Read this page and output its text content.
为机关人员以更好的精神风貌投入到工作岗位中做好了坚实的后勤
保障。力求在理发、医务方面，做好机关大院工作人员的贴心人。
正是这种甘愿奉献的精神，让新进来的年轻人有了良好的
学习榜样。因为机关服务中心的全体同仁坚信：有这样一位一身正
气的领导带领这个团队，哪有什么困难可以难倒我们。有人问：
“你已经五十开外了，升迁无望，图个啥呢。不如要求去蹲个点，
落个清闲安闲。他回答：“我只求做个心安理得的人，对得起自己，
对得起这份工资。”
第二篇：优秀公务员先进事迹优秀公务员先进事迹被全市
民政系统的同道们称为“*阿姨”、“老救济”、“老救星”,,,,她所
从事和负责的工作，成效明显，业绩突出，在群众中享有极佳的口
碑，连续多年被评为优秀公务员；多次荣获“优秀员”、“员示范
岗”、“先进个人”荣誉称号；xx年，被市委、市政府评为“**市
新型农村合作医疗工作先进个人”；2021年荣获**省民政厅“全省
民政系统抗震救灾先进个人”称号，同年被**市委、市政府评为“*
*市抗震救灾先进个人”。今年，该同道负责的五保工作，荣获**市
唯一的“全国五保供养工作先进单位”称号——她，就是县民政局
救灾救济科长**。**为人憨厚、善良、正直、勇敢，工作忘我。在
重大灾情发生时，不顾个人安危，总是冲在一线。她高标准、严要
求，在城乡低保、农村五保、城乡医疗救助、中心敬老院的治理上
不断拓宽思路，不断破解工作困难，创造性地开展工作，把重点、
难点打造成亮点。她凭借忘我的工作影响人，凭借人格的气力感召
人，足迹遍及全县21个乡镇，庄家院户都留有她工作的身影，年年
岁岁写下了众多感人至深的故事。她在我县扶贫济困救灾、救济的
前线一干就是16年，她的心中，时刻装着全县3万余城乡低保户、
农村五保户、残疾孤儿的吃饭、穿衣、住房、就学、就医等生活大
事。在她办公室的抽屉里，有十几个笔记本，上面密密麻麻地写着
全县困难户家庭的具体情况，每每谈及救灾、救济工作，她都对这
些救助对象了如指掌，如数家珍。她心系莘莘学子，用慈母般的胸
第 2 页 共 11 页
——
## [Written problem]
Show every line above in which the word "市政府评为" occurs.

## [Response to the exercise]
岗”、“先进个人”荣誉称号；xx年，被市委、市政府评为“**市
民政系统抗震救灾先进个人”称号，同年被**市委、市政府评为“*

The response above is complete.